=== DATA ROWS ===
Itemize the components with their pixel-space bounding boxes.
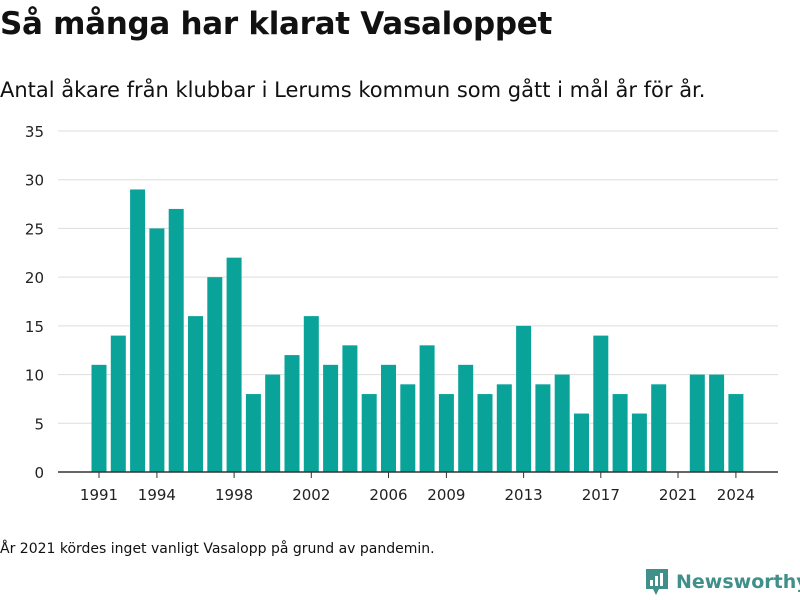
bar-1998 [226, 257, 242, 472]
bar-2011 [477, 394, 493, 472]
y-tick-label: 30 [25, 172, 44, 190]
newsworthy-logo-icon [646, 569, 668, 595]
bars [91, 189, 744, 472]
bar-2000 [265, 374, 281, 472]
bar-2024 [728, 394, 744, 472]
bar-2017 [593, 335, 609, 472]
bar-1997 [207, 277, 223, 472]
bar-2010 [458, 364, 474, 472]
x-tick-label: 2009 [427, 486, 465, 504]
brand-name: Newsworthy [676, 571, 800, 593]
bar-2020 [651, 384, 667, 472]
bar-2009 [438, 394, 454, 472]
bar-2006 [381, 364, 396, 472]
y-tick-label: 0 [34, 464, 44, 482]
bar-2016 [574, 413, 589, 472]
x-tick-labels: 1991 1994 1998 2002 2006 2009 2013 2017 2021 2024 [80, 472, 755, 504]
bar-1995 [168, 208, 184, 472]
x-tick-label: 2021 [659, 486, 697, 504]
x-tick-label: 2013 [505, 486, 543, 504]
bar-1999 [245, 394, 261, 472]
x-tick-label: 2002 [292, 486, 330, 504]
bar-2002 [303, 316, 319, 472]
bar-1994 [149, 228, 165, 472]
x-tick-label: 1994 [138, 486, 176, 504]
chart-subtitle: Antal åkare från klubbar i Lerums kommun… [0, 78, 706, 102]
bar-2004 [342, 345, 358, 472]
grid-lines [58, 130, 778, 424]
y-tick-labels: 0 5 10 15 20 25 30 35 [25, 123, 44, 482]
bar-2001 [284, 355, 300, 472]
y-tick-label: 20 [25, 269, 44, 287]
bar-2022 [689, 374, 705, 472]
y-tick-label: 35 [25, 123, 44, 141]
bar-chart: 0 5 10 15 20 25 30 35 1991 1994 1998 2002 2006 2009 2… [25, 123, 778, 504]
bar-2015 [554, 374, 570, 472]
bar-1991 [91, 364, 107, 472]
bar-2012 [496, 384, 512, 472]
y-tick-label: 15 [25, 318, 44, 336]
y-tick-label: 5 [34, 415, 44, 433]
x-tick-label: 2006 [369, 486, 407, 504]
bar-2019 [631, 413, 647, 472]
footnote: År 2021 kördes inget vanligt Vasalopp på… [0, 541, 435, 557]
x-tick-label: 2017 [582, 486, 620, 504]
bar-1996 [188, 316, 203, 472]
bar-2023 [709, 374, 725, 472]
bar-2013 [516, 325, 532, 472]
x-tick-label: 1991 [80, 486, 118, 504]
x-tick-label: 1998 [215, 486, 253, 504]
x-tick-label: 2024 [717, 486, 755, 504]
bar-2014 [535, 384, 551, 472]
bar-1993 [130, 189, 146, 472]
y-tick-label: 10 [25, 367, 44, 385]
bar-1992 [110, 335, 126, 472]
brand-logo: Newsworthy [644, 567, 800, 597]
bar-2018 [612, 394, 628, 472]
y-tick-label: 25 [25, 220, 44, 238]
bar-2007 [400, 384, 416, 472]
bar-2008 [419, 345, 435, 472]
bar-2005 [361, 394, 377, 472]
chart-title: Så många har klarat Vasaloppet [0, 6, 553, 42]
bar-2003 [323, 364, 339, 472]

=== WHAT TO PRODUCE ===
Print every line of the data above word for word, leaving out the picture.

=== OUTPUT FOR THIS EXERCISE ===
Itemize the components with their pixel-space bounding boxes.
bar-1998 [226, 257, 242, 472]
bar-2011 [477, 394, 493, 472]
y-tick-label: 30 [25, 172, 44, 190]
newsworthy-logo-icon [646, 569, 668, 595]
bars [91, 189, 744, 472]
bar-2000 [265, 374, 281, 472]
bar-2024 [728, 394, 744, 472]
bar-2017 [593, 335, 609, 472]
bar-1997 [207, 277, 223, 472]
bar-2010 [458, 364, 474, 472]
x-tick-label: 2009 [427, 486, 465, 504]
brand-name: Newsworthy [676, 571, 800, 593]
bar-2020 [651, 384, 667, 472]
bar-2009 [438, 394, 454, 472]
bar-2006 [381, 364, 396, 472]
y-tick-label: 0 [34, 464, 44, 482]
bar-2016 [574, 413, 589, 472]
x-tick-labels: 1991 1994 1998 2002 2006 2009 2013 2017 2021 2024 [80, 472, 755, 504]
bar-1995 [168, 208, 184, 472]
x-tick-label: 2021 [659, 486, 697, 504]
x-tick-label: 2013 [505, 486, 543, 504]
bar-1999 [245, 394, 261, 472]
x-tick-label: 2002 [292, 486, 330, 504]
bar-2002 [303, 316, 319, 472]
bar-1994 [149, 228, 165, 472]
x-tick-label: 1994 [138, 486, 176, 504]
chart-subtitle: Antal åkare från klubbar i Lerums kommun… [0, 78, 706, 102]
bar-2004 [342, 345, 358, 472]
grid-lines [58, 130, 778, 424]
y-tick-labels: 0 5 10 15 20 25 30 35 [25, 123, 44, 482]
bar-2001 [284, 355, 300, 472]
y-tick-label: 20 [25, 269, 44, 287]
bar-2022 [689, 374, 705, 472]
y-tick-label: 35 [25, 123, 44, 141]
bar-chart: 0 5 10 15 20 25 30 35 1991 1994 1998 2002 2006 2009 2… [25, 123, 778, 504]
bar-2015 [554, 374, 570, 472]
bar-1991 [91, 364, 107, 472]
bar-2012 [496, 384, 512, 472]
y-tick-label: 15 [25, 318, 44, 336]
y-tick-label: 5 [34, 415, 44, 433]
x-tick-label: 2006 [369, 486, 407, 504]
bar-2019 [631, 413, 647, 472]
footnote: År 2021 kördes inget vanligt Vasalopp på… [0, 541, 435, 557]
x-tick-label: 2017 [582, 486, 620, 504]
bar-1996 [188, 316, 203, 472]
bar-2023 [709, 374, 725, 472]
bar-2013 [516, 325, 532, 472]
x-tick-label: 1991 [80, 486, 118, 504]
x-tick-label: 1998 [215, 486, 253, 504]
x-tick-label: 2024 [717, 486, 755, 504]
bar-2014 [535, 384, 551, 472]
bar-1993 [130, 189, 146, 472]
y-tick-label: 10 [25, 367, 44, 385]
bar-1992 [110, 335, 126, 472]
brand-logo: Newsworthy [644, 567, 800, 597]
bar-2018 [612, 394, 628, 472]
y-tick-label: 25 [25, 220, 44, 238]
bar-2007 [400, 384, 416, 472]
bar-2008 [419, 345, 435, 472]
bar-2005 [361, 394, 377, 472]
chart-title: Så många har klarat Vasaloppet [0, 6, 553, 42]
bar-2003 [323, 364, 339, 472]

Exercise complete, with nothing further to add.